● **WHAT TO DO**: Each line of the listing that holds "group" counts once; report how many there are, and nothing more.

● **DATA UNDER STUDY**:

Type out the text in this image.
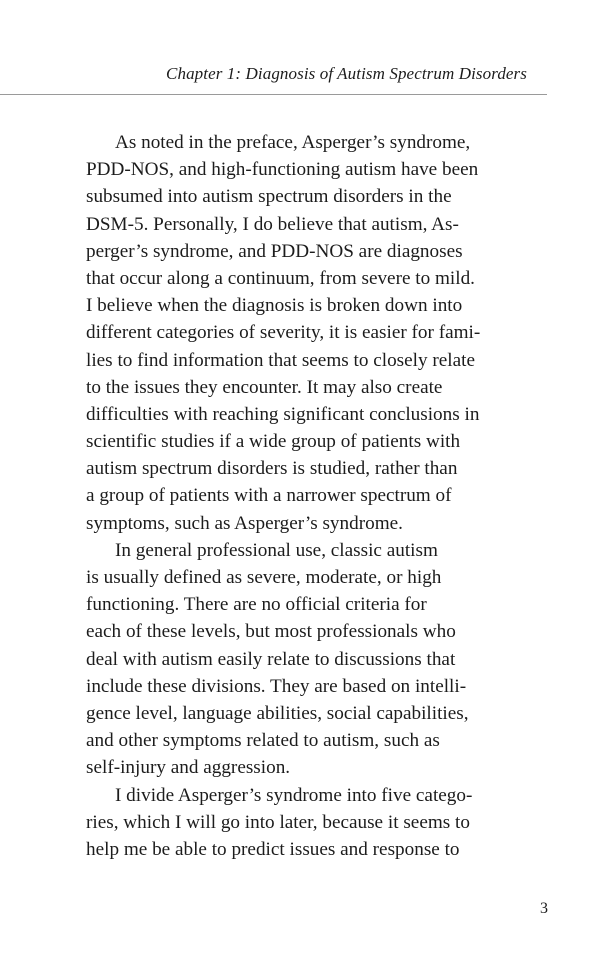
Chapter 1: Diagnosis of Autism Spectrum Disorders
As noted in the preface, Asperger’s syndrome,
PDD-NOS, and high-functioning autism have been
subsumed into autism spectrum disorders in the
DSM-5. Personally, I do believe that autism, As-
perger’s syndrome, and PDD-NOS are diagnoses
that occur along a continuum, from severe to mild.
I believe when the diagnosis is broken down into
different categories of severity, it is easier for fami-
lies to find information that seems to closely relate
to the issues they encounter. It may also create
difficulties with reaching significant conclusions in
scientific studies if a wide group of patients with
autism spectrum disorders is studied, rather than
a group of patients with a narrower spectrum of
symptoms, such as Asperger’s syndrome.
In general professional use, classic autism
is usually defined as severe, moderate, or high
functioning. There are no official criteria for
each of these levels, but most professionals who
deal with autism easily relate to discussions that
include these divisions. They are based on intelli-
gence level, language abilities, social capabilities,
and other symptoms related to autism, such as
self-injury and aggression.
I divide Asperger’s syndrome into five catego-
ries, which I will go into later, because it seems to
help me be able to predict issues and response to
3
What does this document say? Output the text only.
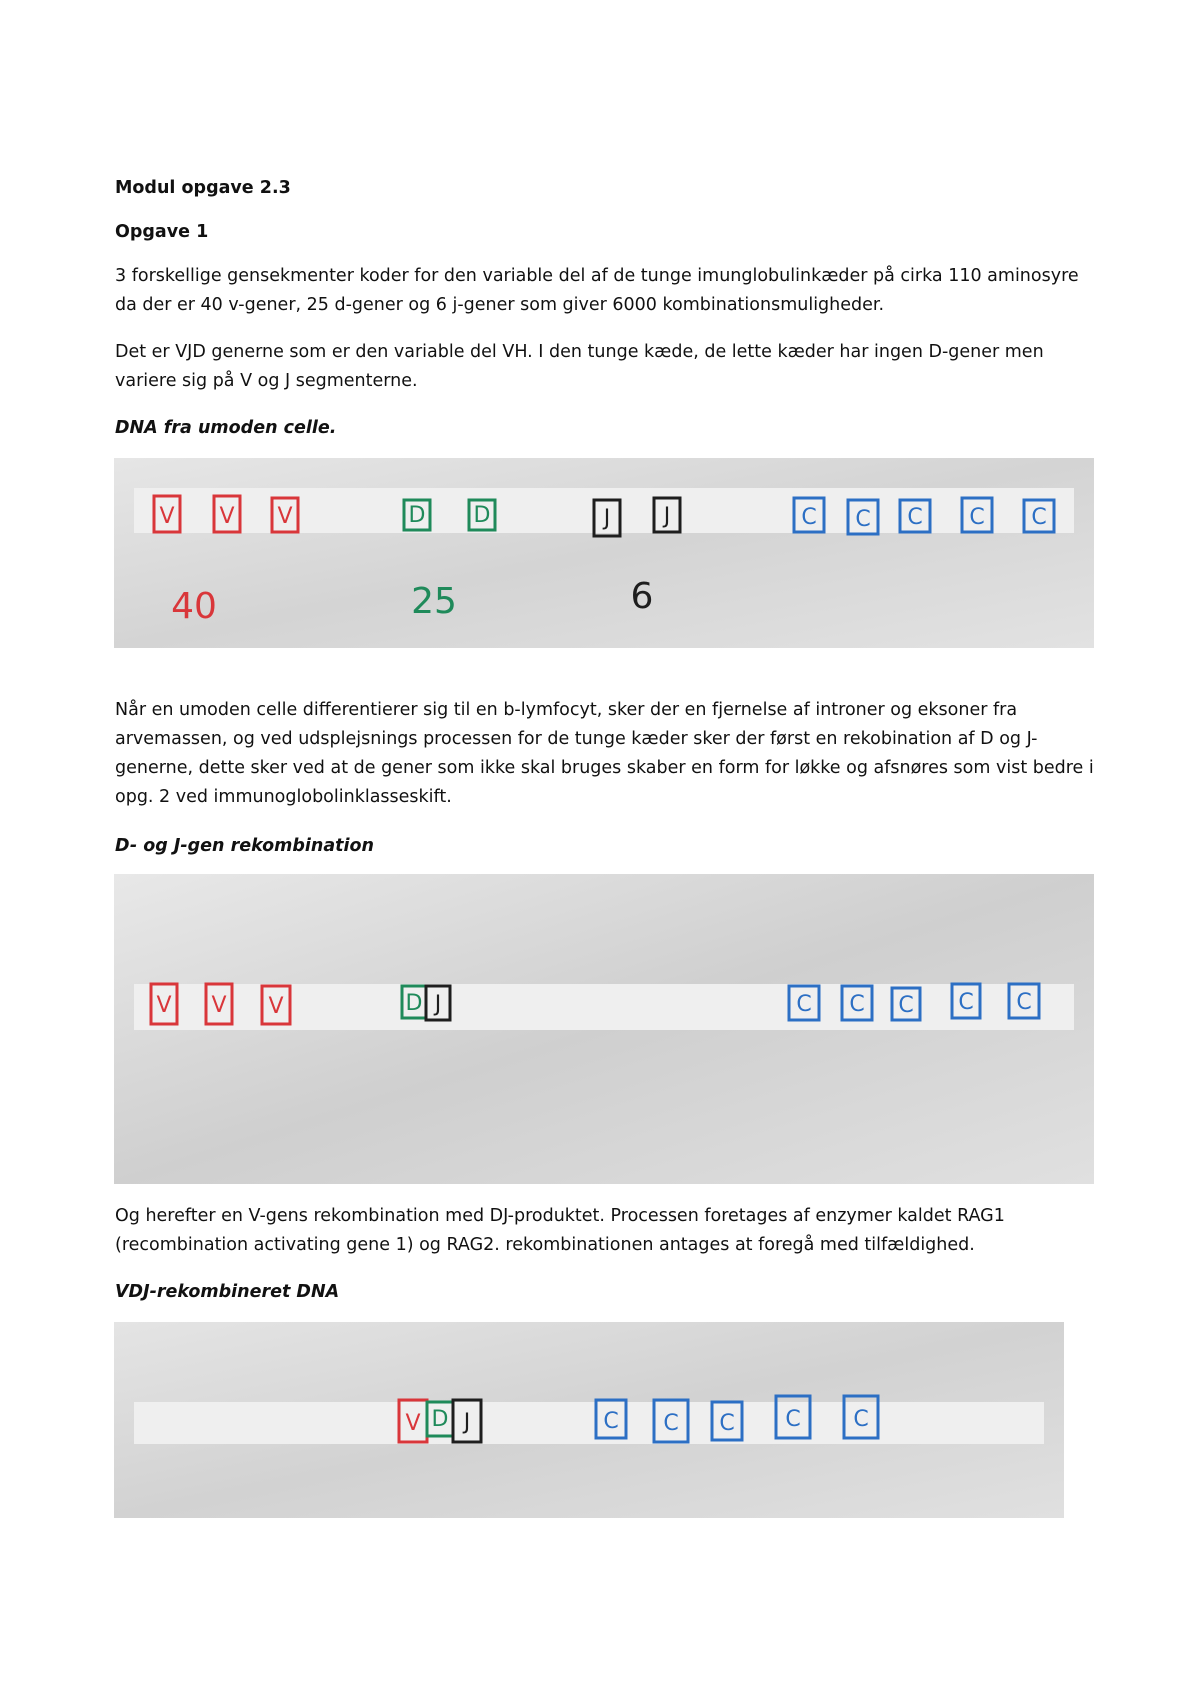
Modul opgave 2.3
Opgave 1
3 forskellige gensekmenter koder for den variable del af de tunge imunglobulinkæder på cirka 110 aminosyre da der er 40 v-gener, 25 d-gener og 6 j-gener som giver 6000 kombinationsmuligheder.
Det er VJD generne som er den variable del VH. I den tunge kæde, de lette kæder har ingen D-gener men variere sig på V og J segmenterne.
DNA fra umoden celle.
V V V	D D	J J	C C C C C
40	25	6
Når en umoden celle differentierer sig til en b-lymfocyt, sker der en fjernelse af introner og eksoner fra arvemassen, og ved udsplejsnings processen for de tunge kæder sker der først en rekobination af D og J-generne, dette sker ved at de gener som ikke skal bruges skaber en form for løkke og afsnøres som vist bedre i opg. 2 ved immunoglobolinklasseskift.
D- og J-gen rekombination
V V V	D J	C C C C C
Og herefter en V-gens rekombination med DJ-produktet. Processen foretages af enzymer kaldet RAG1 (recombination activating gene 1) og RAG2. rekombinationen antages at foregå med tilfældighed.
VDJ-rekombineret DNA
V D J	C C C C C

● **EXERCISE ANSWER**: 2